Goal: Copy out all lines that hold "Group".

════

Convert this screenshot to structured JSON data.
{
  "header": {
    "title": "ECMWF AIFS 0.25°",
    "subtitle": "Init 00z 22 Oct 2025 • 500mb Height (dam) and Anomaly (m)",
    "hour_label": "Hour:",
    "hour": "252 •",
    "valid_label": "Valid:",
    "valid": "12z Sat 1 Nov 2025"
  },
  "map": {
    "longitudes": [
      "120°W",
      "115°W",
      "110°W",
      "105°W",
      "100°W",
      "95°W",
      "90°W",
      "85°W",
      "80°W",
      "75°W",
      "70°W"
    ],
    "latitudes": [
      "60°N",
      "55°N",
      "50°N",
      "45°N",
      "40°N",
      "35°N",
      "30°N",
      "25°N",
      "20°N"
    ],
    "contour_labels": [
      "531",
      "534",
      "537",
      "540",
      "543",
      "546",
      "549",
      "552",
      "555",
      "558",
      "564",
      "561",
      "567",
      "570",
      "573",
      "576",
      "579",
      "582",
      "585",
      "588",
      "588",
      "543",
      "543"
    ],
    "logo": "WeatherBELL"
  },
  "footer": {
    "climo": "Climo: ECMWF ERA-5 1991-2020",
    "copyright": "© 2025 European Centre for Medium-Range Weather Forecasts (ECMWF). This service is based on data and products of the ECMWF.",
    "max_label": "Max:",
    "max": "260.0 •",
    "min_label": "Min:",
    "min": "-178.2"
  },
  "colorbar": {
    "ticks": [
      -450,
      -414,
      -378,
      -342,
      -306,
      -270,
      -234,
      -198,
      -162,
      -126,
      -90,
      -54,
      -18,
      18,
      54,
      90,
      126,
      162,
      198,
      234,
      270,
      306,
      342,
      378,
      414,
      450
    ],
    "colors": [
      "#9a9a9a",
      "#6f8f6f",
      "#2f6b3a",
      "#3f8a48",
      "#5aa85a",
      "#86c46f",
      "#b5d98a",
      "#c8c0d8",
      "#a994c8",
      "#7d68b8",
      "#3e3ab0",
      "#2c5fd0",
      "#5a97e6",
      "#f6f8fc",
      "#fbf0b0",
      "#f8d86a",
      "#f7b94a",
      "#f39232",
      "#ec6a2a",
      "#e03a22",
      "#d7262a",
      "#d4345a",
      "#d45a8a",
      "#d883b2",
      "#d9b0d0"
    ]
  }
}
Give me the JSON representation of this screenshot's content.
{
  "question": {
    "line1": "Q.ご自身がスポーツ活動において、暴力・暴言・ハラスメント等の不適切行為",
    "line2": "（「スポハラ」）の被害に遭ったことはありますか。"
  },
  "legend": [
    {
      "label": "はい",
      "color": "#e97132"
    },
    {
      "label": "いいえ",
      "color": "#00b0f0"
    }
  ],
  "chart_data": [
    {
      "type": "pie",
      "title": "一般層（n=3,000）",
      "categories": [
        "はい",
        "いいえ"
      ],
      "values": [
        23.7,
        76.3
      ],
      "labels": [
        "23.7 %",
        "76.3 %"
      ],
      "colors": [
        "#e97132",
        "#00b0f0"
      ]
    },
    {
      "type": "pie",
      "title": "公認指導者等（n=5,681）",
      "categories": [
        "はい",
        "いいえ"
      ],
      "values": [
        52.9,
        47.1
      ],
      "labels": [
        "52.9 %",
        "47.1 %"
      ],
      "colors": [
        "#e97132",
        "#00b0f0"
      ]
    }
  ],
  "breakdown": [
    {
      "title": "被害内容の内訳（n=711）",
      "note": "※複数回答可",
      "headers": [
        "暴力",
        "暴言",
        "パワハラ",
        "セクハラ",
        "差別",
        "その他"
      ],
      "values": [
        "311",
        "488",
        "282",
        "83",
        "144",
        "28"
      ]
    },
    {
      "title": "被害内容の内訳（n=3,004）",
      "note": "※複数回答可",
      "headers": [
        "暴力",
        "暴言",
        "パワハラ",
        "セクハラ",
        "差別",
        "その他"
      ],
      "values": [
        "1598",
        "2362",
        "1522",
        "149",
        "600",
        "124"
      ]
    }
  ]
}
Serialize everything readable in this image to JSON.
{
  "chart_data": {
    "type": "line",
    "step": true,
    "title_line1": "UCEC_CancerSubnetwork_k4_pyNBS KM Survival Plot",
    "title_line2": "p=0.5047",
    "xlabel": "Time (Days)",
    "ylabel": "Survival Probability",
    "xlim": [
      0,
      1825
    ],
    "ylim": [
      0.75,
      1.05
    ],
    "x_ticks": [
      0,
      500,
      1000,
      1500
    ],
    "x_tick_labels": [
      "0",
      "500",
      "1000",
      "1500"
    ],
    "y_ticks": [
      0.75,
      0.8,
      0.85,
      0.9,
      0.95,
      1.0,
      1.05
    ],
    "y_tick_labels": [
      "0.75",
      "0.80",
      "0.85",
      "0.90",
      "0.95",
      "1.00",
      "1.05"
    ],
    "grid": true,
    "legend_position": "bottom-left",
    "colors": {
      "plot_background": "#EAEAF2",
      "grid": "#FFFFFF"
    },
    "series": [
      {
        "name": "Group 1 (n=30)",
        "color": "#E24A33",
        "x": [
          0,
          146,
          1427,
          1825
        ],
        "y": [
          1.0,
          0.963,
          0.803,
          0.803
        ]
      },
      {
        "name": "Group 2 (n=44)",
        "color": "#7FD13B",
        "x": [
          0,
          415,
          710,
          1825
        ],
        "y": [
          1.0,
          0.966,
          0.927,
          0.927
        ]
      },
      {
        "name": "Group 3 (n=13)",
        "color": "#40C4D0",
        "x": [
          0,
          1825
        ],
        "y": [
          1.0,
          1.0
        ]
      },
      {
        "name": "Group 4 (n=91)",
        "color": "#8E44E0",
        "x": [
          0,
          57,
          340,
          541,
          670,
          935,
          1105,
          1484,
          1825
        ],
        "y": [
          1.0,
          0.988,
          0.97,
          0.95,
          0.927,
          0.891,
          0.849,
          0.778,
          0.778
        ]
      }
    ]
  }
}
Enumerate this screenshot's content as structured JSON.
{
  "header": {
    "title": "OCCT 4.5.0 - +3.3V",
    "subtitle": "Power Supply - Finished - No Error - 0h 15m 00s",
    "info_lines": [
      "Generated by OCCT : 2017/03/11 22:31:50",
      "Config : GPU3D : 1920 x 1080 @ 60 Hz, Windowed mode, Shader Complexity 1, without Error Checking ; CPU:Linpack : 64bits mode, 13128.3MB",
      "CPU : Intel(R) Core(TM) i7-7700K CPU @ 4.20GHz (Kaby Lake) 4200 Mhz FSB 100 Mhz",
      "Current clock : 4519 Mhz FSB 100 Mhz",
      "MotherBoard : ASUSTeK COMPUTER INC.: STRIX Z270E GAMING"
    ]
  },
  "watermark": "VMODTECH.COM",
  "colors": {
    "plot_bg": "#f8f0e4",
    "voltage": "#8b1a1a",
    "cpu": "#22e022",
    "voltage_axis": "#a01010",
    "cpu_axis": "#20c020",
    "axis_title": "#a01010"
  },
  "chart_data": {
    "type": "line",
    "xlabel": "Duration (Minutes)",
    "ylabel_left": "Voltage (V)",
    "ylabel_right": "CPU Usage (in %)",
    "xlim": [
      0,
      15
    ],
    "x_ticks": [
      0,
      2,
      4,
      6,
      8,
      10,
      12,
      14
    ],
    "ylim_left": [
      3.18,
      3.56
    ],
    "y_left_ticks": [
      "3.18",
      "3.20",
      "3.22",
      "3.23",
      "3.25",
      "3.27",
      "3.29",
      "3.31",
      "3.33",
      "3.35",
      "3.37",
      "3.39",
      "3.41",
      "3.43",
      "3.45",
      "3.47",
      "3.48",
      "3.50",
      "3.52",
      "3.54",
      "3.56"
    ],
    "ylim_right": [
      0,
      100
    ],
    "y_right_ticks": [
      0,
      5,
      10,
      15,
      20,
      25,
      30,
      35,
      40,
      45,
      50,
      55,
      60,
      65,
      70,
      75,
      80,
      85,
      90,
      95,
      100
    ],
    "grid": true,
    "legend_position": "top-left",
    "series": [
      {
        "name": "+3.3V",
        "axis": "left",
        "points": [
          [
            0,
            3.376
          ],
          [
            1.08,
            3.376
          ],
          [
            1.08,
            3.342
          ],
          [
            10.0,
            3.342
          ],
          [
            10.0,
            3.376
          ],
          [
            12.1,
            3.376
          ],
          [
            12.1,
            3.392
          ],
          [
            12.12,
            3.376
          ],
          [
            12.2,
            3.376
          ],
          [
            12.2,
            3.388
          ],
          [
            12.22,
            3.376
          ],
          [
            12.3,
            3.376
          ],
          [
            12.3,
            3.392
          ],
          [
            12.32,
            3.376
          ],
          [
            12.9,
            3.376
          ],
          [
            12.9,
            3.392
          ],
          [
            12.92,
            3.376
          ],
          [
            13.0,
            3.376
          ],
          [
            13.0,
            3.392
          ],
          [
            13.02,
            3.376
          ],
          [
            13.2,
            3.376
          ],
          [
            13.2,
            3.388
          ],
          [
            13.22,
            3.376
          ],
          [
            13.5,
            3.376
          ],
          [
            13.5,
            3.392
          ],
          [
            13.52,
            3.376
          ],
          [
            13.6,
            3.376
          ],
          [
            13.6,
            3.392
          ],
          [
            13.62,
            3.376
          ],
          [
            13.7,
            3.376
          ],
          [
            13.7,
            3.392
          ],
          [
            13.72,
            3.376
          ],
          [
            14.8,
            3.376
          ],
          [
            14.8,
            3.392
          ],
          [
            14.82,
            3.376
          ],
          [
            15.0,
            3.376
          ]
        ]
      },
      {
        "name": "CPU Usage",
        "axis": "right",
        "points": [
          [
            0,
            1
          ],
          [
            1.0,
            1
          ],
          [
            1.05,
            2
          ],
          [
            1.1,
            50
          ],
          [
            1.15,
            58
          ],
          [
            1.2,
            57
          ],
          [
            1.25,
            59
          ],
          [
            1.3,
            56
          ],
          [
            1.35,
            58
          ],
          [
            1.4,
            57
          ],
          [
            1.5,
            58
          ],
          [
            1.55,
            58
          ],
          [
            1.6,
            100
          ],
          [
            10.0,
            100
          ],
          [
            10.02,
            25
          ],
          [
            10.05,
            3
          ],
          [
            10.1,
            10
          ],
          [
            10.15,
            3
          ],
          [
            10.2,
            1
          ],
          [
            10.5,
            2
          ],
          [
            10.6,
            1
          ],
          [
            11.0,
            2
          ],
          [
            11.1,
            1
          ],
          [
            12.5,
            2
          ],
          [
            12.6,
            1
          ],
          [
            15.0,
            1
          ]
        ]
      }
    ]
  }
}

════

Response to this exercise:
        "name": "Group 1 (n=30)",
        "name": "Group 2 (n=44)",
        "name": "Group 3 (n=13)",
        "name": "Group 4 (n=91)",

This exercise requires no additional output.